Task instructions: Read the records below and copy each line that contains "theater".

Data excerpts:
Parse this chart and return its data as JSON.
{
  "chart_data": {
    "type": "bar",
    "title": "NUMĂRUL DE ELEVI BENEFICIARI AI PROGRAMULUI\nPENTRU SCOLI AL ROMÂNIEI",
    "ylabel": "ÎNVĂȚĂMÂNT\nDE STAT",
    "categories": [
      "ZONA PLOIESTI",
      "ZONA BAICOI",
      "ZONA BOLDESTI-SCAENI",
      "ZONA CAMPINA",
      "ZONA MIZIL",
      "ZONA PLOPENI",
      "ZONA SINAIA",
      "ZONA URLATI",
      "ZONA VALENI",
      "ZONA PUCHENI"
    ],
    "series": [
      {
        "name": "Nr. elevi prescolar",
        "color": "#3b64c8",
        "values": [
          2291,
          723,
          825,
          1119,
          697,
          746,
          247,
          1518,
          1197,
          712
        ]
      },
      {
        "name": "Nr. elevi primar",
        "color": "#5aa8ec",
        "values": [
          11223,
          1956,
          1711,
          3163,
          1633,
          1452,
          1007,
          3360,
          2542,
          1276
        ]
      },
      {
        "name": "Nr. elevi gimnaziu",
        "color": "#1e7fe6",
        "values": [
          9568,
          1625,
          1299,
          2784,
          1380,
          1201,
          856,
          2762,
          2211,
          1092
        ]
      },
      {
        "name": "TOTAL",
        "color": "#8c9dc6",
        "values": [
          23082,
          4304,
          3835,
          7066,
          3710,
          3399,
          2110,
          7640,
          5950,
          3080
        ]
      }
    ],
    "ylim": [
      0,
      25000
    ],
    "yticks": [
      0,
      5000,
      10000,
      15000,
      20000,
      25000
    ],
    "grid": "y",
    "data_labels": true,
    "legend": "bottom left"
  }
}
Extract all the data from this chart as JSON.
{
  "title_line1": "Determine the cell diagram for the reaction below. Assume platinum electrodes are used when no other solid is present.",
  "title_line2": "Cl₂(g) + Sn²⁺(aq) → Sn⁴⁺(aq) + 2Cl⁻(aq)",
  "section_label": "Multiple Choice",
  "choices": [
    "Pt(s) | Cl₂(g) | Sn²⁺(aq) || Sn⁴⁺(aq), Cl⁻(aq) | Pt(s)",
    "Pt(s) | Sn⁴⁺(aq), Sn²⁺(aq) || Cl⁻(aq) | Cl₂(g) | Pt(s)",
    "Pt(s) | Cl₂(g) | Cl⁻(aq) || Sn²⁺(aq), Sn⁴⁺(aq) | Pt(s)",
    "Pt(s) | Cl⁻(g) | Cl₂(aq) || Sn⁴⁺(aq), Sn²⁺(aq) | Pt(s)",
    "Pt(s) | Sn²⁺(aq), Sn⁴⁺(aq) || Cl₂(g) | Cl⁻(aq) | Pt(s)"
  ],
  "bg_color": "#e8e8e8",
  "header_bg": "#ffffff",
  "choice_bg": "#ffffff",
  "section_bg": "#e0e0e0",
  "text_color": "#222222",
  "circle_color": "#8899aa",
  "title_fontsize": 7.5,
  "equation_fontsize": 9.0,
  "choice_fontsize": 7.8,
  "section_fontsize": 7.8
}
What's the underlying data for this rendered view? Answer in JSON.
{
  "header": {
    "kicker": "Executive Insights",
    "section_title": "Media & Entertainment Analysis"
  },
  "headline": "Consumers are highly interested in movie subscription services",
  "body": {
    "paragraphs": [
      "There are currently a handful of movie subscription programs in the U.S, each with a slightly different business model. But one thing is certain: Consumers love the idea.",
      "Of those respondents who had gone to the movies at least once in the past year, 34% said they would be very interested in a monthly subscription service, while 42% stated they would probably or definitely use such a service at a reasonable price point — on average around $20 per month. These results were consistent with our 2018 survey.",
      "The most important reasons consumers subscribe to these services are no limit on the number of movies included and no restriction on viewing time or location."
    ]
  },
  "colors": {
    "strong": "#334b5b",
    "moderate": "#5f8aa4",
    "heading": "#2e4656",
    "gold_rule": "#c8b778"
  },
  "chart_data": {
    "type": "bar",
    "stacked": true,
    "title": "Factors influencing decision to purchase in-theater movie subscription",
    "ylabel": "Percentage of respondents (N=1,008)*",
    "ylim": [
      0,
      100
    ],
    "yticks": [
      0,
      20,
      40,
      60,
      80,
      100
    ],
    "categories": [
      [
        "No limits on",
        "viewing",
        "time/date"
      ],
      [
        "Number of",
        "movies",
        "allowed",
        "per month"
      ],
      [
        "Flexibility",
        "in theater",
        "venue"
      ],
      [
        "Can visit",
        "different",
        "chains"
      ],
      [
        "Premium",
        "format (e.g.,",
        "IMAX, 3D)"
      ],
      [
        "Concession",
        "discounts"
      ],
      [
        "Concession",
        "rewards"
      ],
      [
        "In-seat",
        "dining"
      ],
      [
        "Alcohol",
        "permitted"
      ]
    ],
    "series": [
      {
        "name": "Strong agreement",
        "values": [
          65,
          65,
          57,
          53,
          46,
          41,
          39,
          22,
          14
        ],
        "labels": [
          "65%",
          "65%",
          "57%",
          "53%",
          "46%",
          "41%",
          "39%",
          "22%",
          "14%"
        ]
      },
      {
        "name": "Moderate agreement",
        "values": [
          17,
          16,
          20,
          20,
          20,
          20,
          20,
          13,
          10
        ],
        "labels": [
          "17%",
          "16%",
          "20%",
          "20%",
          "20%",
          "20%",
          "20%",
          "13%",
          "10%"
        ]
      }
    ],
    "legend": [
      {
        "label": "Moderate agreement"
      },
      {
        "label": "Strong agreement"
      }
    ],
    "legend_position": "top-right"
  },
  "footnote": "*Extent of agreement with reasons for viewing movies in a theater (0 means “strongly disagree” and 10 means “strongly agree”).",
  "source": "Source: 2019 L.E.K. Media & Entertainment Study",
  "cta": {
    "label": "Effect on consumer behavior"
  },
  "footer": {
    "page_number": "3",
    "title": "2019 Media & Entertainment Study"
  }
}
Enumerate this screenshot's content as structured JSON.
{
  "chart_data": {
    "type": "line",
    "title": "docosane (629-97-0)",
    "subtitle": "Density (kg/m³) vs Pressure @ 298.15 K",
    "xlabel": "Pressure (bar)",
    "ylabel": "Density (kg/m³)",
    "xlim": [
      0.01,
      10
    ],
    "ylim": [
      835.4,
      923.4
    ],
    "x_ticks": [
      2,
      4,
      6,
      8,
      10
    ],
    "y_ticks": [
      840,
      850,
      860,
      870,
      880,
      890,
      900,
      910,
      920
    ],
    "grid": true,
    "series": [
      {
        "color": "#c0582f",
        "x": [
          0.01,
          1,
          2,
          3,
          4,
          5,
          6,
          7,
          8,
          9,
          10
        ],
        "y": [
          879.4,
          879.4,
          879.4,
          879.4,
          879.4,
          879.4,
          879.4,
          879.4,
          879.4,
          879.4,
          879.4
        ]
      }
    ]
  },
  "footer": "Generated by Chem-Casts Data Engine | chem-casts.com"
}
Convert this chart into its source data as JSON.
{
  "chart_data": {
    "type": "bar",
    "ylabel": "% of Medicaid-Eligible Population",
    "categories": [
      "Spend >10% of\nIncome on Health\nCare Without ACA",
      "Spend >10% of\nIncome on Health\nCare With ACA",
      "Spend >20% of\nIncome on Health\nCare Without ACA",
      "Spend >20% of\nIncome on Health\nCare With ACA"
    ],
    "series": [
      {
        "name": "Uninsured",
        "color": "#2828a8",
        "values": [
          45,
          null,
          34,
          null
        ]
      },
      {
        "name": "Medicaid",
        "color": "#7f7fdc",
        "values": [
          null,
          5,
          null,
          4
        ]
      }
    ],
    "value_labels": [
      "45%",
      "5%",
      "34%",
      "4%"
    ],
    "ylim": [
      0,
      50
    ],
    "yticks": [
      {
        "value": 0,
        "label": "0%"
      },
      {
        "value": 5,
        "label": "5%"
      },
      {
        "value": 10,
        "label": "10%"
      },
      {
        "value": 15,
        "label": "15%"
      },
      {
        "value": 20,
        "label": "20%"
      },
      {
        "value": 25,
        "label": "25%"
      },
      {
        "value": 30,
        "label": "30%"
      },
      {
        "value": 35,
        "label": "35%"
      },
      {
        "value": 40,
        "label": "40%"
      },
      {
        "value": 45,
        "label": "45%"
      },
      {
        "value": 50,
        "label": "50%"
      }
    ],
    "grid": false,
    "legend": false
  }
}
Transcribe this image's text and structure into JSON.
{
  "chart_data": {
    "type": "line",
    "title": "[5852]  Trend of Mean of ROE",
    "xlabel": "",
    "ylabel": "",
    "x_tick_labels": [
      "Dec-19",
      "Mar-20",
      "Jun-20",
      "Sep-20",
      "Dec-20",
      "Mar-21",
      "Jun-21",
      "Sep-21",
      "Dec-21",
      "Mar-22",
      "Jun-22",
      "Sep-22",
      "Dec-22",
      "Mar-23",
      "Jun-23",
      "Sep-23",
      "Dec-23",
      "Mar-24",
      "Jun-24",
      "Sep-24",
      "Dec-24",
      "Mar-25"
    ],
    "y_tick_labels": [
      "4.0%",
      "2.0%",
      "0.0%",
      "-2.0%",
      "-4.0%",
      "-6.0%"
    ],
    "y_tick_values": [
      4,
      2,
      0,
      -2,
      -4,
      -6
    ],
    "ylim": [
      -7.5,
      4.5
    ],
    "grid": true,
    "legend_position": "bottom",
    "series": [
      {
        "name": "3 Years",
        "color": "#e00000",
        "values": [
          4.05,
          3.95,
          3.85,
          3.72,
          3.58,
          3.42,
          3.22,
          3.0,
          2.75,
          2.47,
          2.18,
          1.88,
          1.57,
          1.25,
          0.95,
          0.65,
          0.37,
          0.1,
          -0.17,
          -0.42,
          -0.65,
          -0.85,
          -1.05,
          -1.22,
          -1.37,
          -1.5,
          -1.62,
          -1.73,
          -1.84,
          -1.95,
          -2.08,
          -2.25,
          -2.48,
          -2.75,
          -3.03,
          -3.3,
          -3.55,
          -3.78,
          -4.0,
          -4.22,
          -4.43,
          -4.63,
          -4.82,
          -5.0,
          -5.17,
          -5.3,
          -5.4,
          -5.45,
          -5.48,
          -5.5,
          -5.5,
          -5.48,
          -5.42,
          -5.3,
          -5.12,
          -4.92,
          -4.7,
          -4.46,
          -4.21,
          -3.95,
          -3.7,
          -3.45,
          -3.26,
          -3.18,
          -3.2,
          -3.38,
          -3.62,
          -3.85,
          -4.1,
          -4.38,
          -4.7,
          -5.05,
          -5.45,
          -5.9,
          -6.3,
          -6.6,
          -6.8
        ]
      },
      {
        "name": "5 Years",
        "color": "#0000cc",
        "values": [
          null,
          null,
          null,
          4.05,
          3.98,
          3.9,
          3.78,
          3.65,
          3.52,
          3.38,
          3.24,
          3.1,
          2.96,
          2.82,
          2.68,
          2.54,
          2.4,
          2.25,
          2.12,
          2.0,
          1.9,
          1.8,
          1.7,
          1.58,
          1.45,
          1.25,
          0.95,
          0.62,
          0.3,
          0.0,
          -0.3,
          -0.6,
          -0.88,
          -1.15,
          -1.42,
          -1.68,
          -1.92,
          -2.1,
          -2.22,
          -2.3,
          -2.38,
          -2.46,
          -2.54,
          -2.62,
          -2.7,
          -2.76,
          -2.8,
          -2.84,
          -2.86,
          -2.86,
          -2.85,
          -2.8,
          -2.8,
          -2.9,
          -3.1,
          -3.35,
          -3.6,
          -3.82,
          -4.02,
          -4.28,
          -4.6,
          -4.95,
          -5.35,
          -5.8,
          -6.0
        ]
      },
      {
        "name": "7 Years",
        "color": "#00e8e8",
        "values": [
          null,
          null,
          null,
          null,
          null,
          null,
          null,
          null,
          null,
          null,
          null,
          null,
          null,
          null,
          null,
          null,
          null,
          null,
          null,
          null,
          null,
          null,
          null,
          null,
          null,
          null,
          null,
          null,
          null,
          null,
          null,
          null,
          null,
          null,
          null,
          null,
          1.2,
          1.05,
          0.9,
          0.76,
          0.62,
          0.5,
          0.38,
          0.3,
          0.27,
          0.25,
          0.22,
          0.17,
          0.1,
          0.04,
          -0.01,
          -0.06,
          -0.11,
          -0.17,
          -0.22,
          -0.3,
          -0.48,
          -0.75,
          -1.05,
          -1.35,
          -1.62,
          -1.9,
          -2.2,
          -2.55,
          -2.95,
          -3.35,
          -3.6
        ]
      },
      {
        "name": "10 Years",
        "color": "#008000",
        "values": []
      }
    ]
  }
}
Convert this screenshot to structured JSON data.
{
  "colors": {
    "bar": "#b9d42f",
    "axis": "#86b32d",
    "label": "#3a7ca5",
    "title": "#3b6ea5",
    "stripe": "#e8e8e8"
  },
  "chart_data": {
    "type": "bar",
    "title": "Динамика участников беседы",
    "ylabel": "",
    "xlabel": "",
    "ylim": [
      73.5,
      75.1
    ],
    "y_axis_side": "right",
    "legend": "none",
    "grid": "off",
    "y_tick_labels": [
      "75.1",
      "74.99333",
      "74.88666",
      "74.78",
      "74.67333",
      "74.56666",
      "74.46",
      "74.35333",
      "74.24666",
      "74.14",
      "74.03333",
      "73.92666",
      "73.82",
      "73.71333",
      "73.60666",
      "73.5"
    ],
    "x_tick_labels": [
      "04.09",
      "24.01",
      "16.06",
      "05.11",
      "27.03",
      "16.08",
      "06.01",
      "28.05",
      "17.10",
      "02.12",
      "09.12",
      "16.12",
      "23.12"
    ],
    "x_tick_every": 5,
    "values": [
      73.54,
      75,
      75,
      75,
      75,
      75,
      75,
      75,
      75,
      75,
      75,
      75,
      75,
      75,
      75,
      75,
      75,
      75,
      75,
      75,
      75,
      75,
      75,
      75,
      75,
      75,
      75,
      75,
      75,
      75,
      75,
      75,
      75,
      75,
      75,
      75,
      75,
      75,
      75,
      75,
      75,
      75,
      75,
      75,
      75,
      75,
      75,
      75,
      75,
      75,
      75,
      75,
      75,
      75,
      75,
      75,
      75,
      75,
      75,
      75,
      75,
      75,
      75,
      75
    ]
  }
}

Right answer:
    "title": "Factors influencing decision to purchase in-theater movie subscription",
        "in theater",
  "footnote": "*Extent of agreement with reasons for viewing movies in a theater (0 means “strongly disagree” and 10 means “strongly agree”).",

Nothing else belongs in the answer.